#### Estratto selezionato ####

THE HOLD STEADY: “Open Door Policy” cover albumGli Hold Steady sono usciti con un nuovo album “Open Door Policy”, anticipato dai singoli “Family Farm” e “Heavy Covenant”. Le 11 canzoni presenti nel disco sono state registrate presso il The Clubhouse studio di Rhinebeck, New York, con il produttore Josh Kaufman e l’ingegnere del suono D. James Goodwin.

“Open Door Policy” è un album incredibile, uno dei migliori registrati e prodotti dal gruppo nel corso della loro ventennale carriera. La band di Craig Finn è stata considerata sin dagli esordi apripista per un modo differente di intendere l’indie e un certo tipo di punk rock dai toni melodici, influenzati tanto dagli Husker Du quanto da Bruce Springsteen. I nostri, nel corso della loro carriera, hanno inciso sette album per label simbolo della cultura indipendente come Vagrant e Frenchkiss, mentre ora si apprestano al primo album autoprodotto per la loro Positive Jam. Craig Finn racconta: ‘“Open Door Policy” è forse il nostro album più espansivo. Il disco è stato scritto e registrato interamente prima che la pandemia iniziasse, ma i testi senza volerlo parlano di salute mentale e fisica, tecnologia, capitalismo, consumismo e di temi legati alla sopravvivenza tipici per gli strani giorni della pandemia che stiamo vivendo’.

#### Materiale fornito ####

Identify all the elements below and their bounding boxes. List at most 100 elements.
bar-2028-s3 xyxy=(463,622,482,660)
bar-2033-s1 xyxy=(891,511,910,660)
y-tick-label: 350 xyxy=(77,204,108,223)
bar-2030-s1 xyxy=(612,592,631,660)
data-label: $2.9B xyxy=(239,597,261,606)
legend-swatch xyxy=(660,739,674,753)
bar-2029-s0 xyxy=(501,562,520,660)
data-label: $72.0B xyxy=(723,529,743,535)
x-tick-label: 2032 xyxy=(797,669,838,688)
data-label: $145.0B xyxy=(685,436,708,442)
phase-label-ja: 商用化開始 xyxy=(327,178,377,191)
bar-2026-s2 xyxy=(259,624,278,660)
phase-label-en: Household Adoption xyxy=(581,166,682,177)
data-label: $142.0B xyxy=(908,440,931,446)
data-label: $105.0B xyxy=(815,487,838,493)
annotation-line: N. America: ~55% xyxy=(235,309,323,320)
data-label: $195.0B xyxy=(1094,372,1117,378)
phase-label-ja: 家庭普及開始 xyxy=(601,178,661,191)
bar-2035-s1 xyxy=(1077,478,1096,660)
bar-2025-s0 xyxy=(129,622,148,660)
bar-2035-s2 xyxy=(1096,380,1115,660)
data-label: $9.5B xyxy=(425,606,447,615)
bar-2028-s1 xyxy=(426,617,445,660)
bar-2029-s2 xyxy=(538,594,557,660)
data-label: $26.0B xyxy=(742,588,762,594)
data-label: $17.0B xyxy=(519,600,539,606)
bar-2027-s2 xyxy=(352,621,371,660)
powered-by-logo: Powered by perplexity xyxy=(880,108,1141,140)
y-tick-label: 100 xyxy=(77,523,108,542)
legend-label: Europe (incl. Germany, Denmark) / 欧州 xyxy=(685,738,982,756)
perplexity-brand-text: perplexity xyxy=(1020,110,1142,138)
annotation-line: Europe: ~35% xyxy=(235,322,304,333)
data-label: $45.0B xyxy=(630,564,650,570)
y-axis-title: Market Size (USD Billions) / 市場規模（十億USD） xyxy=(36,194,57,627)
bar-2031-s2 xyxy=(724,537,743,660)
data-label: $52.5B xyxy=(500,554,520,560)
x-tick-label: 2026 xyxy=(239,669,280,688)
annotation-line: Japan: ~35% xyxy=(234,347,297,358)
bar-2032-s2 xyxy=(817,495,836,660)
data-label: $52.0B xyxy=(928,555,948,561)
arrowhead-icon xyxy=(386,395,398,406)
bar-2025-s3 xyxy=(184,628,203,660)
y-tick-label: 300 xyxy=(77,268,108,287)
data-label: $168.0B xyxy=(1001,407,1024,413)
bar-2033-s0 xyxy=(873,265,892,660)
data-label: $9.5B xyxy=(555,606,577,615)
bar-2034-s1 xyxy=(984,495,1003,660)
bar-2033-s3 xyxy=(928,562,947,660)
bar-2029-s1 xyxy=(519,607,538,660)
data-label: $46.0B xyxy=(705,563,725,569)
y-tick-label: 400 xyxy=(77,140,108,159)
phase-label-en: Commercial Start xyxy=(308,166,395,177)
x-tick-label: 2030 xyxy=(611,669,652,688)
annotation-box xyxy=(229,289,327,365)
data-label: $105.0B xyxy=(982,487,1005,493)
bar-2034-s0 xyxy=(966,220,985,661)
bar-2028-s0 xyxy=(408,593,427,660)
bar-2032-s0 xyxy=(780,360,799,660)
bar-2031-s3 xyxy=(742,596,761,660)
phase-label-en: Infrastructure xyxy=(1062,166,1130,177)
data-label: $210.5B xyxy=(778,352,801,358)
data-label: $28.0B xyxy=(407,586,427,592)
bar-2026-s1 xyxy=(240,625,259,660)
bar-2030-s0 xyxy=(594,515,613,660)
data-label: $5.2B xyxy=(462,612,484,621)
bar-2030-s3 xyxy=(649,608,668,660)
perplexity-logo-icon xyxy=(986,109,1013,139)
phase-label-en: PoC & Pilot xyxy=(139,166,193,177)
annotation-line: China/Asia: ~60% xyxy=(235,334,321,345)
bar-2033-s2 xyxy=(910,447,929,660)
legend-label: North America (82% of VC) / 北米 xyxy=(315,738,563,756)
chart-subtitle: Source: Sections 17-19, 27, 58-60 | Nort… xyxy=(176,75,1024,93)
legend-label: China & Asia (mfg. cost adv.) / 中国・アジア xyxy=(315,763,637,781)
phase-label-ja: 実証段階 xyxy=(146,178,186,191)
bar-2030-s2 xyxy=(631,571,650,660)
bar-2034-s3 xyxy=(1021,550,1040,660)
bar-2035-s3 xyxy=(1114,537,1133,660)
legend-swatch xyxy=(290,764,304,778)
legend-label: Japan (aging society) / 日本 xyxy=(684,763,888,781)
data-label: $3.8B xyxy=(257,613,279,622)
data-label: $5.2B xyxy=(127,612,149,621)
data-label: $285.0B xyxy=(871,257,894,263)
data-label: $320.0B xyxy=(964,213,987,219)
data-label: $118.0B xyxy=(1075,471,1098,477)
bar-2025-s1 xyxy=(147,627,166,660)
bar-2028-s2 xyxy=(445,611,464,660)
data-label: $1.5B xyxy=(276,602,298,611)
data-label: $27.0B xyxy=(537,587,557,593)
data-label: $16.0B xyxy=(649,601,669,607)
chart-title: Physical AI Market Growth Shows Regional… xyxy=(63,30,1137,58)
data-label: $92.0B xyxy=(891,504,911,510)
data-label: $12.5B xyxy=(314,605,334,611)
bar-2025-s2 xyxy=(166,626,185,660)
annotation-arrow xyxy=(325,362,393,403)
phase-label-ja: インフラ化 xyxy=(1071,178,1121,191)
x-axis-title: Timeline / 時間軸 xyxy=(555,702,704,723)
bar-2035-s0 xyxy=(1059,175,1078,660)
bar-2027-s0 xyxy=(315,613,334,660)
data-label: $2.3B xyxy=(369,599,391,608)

####

Azione richiesta A:
Elenca, per favore, tutti i temi di cui parlano i testi delle canzoni secondo le parole di Craig Finn nell'estratto sull'album "Open Door Policy".
Azione richiesta B:
Scrivi il seguito dell'estratto sull'album "Open Door Policy", cominciando subito dopo la sua ultima frase.

Risultato dell'esercizio A:
- salute mentale e fisica
- tecnologia
- capitalismo
- consumismo
- temi legati alla sopravvivenza

Risultato dell'esercizio B:
L’inizio dell’avventura li vide sfornare dischi di un tipo di musica indipendente che riusciva a declinare diverse soluzioni, poi cominciò ad affiorare una certa perdita di freschezza e ispirazione, tanto che furono in molti a considerarli finiti, a maggior ragione a causa della carriera solista intrapresa dal leader. Ci fu poi, un paio di anni fa, un parziale riscatto che ha permesso di portare a termine questo lavoro che ce li riconsegna in palla come da tempo non li ascoltavamo.

Si riconoscono perfettamente i tratti distintivi del loro sound, un rock in cui il riff ha una certa importanza (“The Prior Procedure”), ma che sa accompagnarsi al pianoforte e pennellare note di organo quasi a ricordare gli anni settanta. Un rock che non disdegna di prendere spunto dal sud degli Stati Uniti, ma con una tradizione ‘Blue Collar’ alla Springsteen (“Riptown”) anche grazie ai fiati di matrice R’n’B.

L’indie non è del tutto assente, lo si percepisce in “Spices” con quei fraseggi magnetici e sciolti. Le atmosfere urbane si respirano in “Me & Magdalena”, una serenata tipicamente newyorchese, e nella notturna “Hanover Camera”.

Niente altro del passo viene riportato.